Data section →
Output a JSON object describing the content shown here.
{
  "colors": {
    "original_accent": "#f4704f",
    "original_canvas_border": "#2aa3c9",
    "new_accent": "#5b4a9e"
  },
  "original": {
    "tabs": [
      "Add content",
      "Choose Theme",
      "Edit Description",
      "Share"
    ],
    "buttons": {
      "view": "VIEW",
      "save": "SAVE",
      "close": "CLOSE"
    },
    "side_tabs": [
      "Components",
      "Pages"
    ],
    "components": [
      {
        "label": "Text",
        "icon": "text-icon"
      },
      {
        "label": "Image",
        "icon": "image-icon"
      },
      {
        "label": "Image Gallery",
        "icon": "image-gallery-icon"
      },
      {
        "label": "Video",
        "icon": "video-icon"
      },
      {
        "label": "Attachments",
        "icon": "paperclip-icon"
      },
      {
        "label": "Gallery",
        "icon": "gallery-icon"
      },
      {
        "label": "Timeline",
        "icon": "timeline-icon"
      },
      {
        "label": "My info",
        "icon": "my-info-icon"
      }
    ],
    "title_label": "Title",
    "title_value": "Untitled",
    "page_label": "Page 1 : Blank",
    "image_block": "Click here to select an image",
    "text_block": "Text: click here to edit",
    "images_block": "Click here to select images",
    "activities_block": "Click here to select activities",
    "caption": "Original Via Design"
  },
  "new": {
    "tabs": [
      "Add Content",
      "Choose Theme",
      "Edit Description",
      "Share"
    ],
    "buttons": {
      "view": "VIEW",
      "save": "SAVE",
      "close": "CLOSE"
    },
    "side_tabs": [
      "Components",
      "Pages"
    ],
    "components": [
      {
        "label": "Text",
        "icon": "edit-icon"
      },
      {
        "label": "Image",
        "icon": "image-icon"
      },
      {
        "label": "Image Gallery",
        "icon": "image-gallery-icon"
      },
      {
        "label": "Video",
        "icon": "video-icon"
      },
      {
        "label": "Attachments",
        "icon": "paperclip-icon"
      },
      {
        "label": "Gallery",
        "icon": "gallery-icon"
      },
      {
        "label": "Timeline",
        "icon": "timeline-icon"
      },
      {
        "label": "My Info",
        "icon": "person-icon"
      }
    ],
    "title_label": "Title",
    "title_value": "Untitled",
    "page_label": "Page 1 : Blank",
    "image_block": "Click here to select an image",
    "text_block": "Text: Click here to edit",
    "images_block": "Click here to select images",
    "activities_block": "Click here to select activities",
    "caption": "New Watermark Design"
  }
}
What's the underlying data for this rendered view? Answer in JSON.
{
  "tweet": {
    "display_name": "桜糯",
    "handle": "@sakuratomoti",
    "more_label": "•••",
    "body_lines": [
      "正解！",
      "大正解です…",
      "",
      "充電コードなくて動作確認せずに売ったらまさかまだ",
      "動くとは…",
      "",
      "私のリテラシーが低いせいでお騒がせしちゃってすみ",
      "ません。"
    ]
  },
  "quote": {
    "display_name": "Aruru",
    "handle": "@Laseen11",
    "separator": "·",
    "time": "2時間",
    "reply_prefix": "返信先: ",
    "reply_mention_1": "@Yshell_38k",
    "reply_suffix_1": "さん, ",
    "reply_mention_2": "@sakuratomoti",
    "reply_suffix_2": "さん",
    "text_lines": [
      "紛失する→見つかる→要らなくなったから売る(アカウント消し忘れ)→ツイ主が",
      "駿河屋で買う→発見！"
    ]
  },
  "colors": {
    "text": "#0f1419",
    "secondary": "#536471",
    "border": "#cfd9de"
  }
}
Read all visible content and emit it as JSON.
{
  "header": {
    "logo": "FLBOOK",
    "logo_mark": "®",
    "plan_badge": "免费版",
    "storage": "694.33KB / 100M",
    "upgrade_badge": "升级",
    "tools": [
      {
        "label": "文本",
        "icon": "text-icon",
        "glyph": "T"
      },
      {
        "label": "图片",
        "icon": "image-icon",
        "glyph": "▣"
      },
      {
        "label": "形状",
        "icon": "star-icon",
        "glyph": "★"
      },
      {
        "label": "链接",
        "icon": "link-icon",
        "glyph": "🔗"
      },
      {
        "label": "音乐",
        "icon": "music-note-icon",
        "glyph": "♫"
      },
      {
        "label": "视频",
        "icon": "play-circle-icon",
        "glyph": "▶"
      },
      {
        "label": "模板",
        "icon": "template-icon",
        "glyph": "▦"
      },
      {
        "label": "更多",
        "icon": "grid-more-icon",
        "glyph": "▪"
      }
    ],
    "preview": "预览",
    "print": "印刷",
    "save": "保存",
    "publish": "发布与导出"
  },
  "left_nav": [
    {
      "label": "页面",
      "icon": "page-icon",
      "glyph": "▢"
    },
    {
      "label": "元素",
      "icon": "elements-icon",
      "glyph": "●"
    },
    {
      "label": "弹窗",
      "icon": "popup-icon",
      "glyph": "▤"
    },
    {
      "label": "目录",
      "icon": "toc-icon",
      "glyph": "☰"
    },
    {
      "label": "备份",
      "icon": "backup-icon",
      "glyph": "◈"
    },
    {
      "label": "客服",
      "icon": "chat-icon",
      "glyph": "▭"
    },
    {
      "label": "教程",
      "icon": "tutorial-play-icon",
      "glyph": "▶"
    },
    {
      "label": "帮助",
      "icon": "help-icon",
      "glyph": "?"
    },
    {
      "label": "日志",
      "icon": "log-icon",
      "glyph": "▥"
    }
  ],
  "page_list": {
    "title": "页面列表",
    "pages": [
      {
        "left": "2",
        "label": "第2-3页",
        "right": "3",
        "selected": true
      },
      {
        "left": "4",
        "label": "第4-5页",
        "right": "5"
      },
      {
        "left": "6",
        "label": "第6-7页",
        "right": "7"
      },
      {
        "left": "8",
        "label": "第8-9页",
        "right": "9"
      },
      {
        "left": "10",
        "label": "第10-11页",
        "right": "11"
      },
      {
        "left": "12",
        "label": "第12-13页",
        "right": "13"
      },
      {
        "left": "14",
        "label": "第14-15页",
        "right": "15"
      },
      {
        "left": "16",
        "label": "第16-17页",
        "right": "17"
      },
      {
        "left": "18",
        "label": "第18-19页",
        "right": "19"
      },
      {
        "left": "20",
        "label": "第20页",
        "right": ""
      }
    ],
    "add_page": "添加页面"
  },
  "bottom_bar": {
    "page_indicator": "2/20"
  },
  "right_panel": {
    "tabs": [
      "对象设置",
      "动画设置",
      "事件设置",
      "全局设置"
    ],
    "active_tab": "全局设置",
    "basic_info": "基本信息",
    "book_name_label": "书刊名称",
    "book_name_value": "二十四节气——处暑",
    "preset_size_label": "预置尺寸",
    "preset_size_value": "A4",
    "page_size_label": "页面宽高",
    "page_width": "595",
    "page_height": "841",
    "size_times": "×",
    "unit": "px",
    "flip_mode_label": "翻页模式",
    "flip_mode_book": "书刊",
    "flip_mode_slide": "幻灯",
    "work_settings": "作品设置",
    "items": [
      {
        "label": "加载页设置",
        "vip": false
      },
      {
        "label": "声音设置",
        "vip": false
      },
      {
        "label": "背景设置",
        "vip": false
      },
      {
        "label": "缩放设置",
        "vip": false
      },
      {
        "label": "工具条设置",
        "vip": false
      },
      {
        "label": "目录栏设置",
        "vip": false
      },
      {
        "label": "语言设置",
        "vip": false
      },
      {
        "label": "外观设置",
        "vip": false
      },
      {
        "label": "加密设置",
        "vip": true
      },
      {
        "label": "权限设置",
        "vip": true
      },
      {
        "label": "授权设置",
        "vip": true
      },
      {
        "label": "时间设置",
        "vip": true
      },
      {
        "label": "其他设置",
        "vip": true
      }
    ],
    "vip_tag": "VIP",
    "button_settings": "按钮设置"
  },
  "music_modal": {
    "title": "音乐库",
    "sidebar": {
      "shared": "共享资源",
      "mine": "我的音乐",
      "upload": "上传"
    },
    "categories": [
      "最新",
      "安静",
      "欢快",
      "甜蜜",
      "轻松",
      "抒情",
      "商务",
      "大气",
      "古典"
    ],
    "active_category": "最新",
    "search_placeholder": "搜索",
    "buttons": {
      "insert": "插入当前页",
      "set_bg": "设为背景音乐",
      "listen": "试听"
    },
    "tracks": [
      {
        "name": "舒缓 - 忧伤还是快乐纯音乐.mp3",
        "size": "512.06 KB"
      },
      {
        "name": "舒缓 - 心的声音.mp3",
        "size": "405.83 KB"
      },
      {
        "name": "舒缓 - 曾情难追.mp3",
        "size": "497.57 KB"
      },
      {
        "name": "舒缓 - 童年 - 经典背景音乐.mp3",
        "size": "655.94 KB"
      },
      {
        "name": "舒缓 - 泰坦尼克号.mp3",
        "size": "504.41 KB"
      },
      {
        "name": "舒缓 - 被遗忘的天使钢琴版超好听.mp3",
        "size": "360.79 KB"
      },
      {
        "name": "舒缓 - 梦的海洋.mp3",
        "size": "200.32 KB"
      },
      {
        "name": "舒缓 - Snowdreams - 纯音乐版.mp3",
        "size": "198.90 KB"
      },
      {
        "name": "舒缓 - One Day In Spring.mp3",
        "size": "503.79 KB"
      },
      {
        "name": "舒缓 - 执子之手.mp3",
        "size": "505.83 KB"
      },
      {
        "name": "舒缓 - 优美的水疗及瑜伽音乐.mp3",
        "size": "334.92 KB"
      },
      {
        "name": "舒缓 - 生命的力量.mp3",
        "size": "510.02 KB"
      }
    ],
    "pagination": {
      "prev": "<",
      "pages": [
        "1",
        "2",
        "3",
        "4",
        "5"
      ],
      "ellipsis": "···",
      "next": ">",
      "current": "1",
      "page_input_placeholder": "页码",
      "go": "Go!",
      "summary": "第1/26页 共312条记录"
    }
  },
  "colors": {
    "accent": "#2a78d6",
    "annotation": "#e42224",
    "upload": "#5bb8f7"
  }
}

Exercise aim → From the data above, gather every line that includes the word "JSON".

Output for this task →
Output a JSON object describing the content shown here.
What's the underlying data for this rendered view? Answer in JSON.
Read all visible content and emit it as JSON.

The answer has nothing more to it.